WHAT THIS TASK INVOLVES: Output every record word for word.
[start STORED ROWS]
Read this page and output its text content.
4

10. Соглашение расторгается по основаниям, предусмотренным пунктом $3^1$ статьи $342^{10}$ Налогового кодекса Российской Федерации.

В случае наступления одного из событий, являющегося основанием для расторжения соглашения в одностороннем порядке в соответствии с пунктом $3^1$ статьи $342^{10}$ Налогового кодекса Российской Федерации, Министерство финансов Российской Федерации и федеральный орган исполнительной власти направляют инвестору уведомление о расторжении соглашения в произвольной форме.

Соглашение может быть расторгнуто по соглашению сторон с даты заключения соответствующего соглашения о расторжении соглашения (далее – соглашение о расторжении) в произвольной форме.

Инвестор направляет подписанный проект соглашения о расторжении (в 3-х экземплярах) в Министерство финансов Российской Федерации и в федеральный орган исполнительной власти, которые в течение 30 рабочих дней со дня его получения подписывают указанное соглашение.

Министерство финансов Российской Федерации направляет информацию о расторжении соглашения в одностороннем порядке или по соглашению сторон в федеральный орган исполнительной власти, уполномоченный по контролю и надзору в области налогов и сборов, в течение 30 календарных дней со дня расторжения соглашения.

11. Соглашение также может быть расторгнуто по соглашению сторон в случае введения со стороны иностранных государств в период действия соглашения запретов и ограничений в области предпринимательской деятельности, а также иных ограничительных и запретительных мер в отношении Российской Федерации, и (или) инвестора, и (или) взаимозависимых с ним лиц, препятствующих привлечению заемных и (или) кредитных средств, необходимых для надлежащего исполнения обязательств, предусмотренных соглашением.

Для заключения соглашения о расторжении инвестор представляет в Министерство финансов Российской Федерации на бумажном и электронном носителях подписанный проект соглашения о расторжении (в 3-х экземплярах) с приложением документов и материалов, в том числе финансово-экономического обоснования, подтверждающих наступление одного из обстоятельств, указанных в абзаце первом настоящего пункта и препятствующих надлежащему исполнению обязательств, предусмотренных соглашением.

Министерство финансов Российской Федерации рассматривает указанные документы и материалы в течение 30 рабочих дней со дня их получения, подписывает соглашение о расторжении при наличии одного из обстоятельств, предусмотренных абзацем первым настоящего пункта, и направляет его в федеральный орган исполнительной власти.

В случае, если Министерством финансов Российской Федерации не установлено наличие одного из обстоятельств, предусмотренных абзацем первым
[end STORED ROWS]
THE SOLUTION:
Read this page and output its text content.
4

10. Соглашение расторгается по основаниям, предусмотренным пунктом $3^1$ статьи $342^{10}$ Налогового кодекса Российской Федерации.

В случае наступления одного из событий, являющегося основанием для расторжения соглашения в одностороннем порядке в соответствии с пунктом $3^1$ статьи $342^{10}$ Налогового кодекса Российской Федерации, Министерство финансов Российской Федерации и федеральный орган исполнительной власти направляют инвестору уведомление о расторжении соглашения в произвольной форме.

Соглашение может быть расторгнуто по соглашению сторон с даты заключения соответствующего соглашения о расторжении соглашения (далее – соглашение о расторжении) в произвольной форме.

Инвестор направляет подписанный проект соглашения о расторжении (в 3-х экземплярах) в Министерство финансов Российской Федерации и в федеральный орган исполнительной власти, которые в течение 30 рабочих дней со дня его получения подписывают указанное соглашение.

Министерство финансов Российской Федерации направляет информацию о расторжении соглашения в одностороннем порядке или по соглашению сторон в федеральный орган исполнительной власти, уполномоченный по контролю и надзору в области налогов и сборов, в течение 30 календарных дней со дня расторжения соглашения.

11. Соглашение также может быть расторгнуто по соглашению сторон в случае введения со стороны иностранных государств в период действия соглашения запретов и ограничений в области предпринимательской деятельности, а также иных ограничительных и запретительных мер в отношении Российской Федерации, и (или) инвестора, и (или) взаимозависимых с ним лиц, препятствующих привлечению заемных и (или) кредитных средств, необходимых для надлежащего исполнения обязательств, предусмотренных соглашением.

Для заключения соглашения о расторжении инвестор представляет в Министерство финансов Российской Федерации на бумажном и электронном носителях подписанный проект соглашения о расторжении (в 3-х экземплярах) с приложением документов и материалов, в том числе финансово-экономического обоснования, подтверждающих наступление одного из обстоятельств, указанных в абзаце первом настоящего пункта и препятствующих надлежащему исполнению обязательств, предусмотренных соглашением.

Министерство финансов Российской Федерации рассматривает указанные документы и материалы в течение 30 рабочих дней со дня их получения, подписывает соглашение о расторжении при наличии одного из обстоятельств, предусмотренных абзацем первым настоящего пункта, и направляет его в федеральный орган исполнительной власти.

В случае, если Министерством финансов Российской Федерации не установлено наличие одного из обстоятельств, предусмотренных абзацем первым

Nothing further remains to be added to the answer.